- TASK STATEMENT
Transcribe the records that follow in their entirety, omitting any pictures.

- PROVIDED INFORMATION

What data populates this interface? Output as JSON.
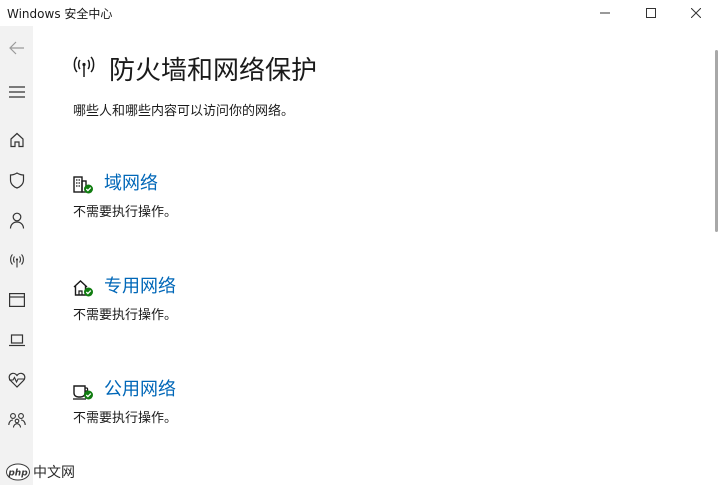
{
  "window": {
    "title": "Windows 安全中心"
  },
  "rail": {
    "items": [
      {
        "icon": "back-arrow-icon"
      },
      {
        "icon": "hamburger-menu-icon"
      },
      {
        "icon": "home-icon"
      },
      {
        "icon": "shield-icon"
      },
      {
        "icon": "person-icon"
      },
      {
        "icon": "antenna-icon"
      },
      {
        "icon": "app-browser-icon"
      },
      {
        "icon": "laptop-icon"
      },
      {
        "icon": "heart-pulse-icon"
      },
      {
        "icon": "family-icon"
      },
      {
        "icon": "gear-icon"
      }
    ]
  },
  "page": {
    "icon": "antenna-icon",
    "title": "防火墙和网络保护",
    "subtitle": "哪些人和哪些内容可以访问你的网络。"
  },
  "networks": [
    {
      "label": "域网络",
      "status": "不需要执行操作。",
      "icon": "domain-network-icon"
    },
    {
      "label": "专用网络",
      "status": "不需要执行操作。",
      "icon": "private-network-icon"
    },
    {
      "label": "公用网络",
      "status": "不需要执行操作。",
      "icon": "public-network-icon"
    }
  ],
  "colors": {
    "link": "#0067b8",
    "check": "#107c10",
    "rail": "#f2f2f2"
  },
  "watermark": {
    "text": "中文网"
  }
}
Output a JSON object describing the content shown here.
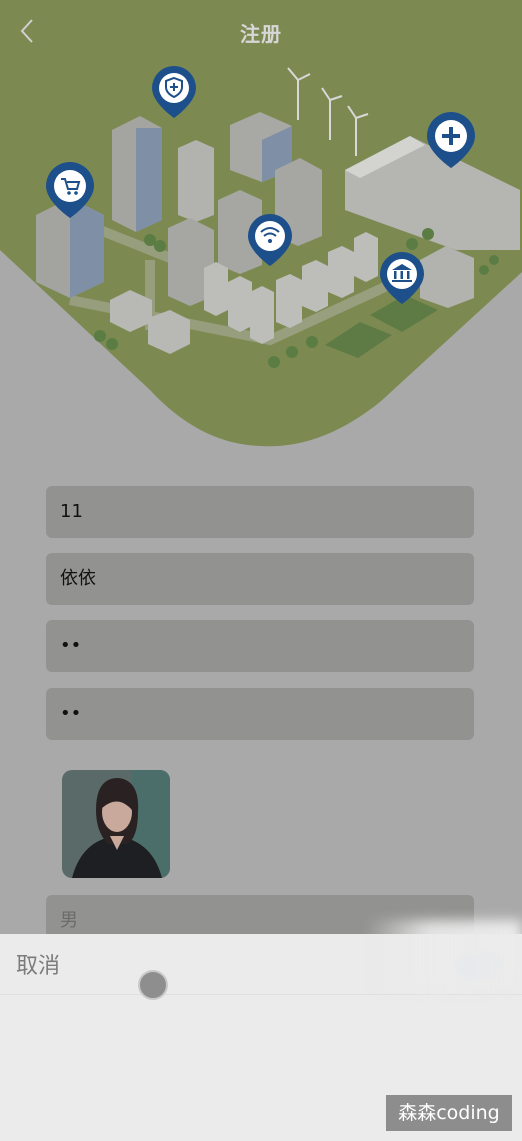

- SOLVED EXERCISE
What data populates this interface? Output as JSON.
{
  "window": {
    "title": "Windows 安全中心"
  },
  "rail": {
    "items": [
      {
        "icon": "back-arrow-icon"
      },
      {
        "icon": "hamburger-menu-icon"
      },
      {
        "icon": "home-icon"
      },
      {
        "icon": "shield-icon"
      },
      {
        "icon": "person-icon"
      },
      {
        "icon": "antenna-icon"
      },
      {
        "icon": "app-browser-icon"
      },
      {
        "icon": "laptop-icon"
      },
      {
        "icon": "heart-pulse-icon"
      },
      {
        "icon": "family-icon"
      },
      {
        "icon": "gear-icon"
      }
    ]
  },
  "page": {
    "icon": "antenna-icon",
    "title": "防火墙和网络保护",
    "subtitle": "哪些人和哪些内容可以访问你的网络。"
  },
  "networks": [
    {
      "label": "域网络",
      "status": "不需要执行操作。",
      "icon": "domain-network-icon"
    },
    {
      "label": "专用网络",
      "status": "不需要执行操作。",
      "icon": "private-network-icon"
    },
    {
      "label": "公用网络",
      "status": "不需要执行操作。",
      "icon": "public-network-icon"
    }
  ],
  "colors": {
    "link": "#0067b8",
    "check": "#107c10",
    "rail": "#f2f2f2"
  },
  "watermark": {
    "text": "中文网"
  }
}
Output a JSON object describing the content shown here.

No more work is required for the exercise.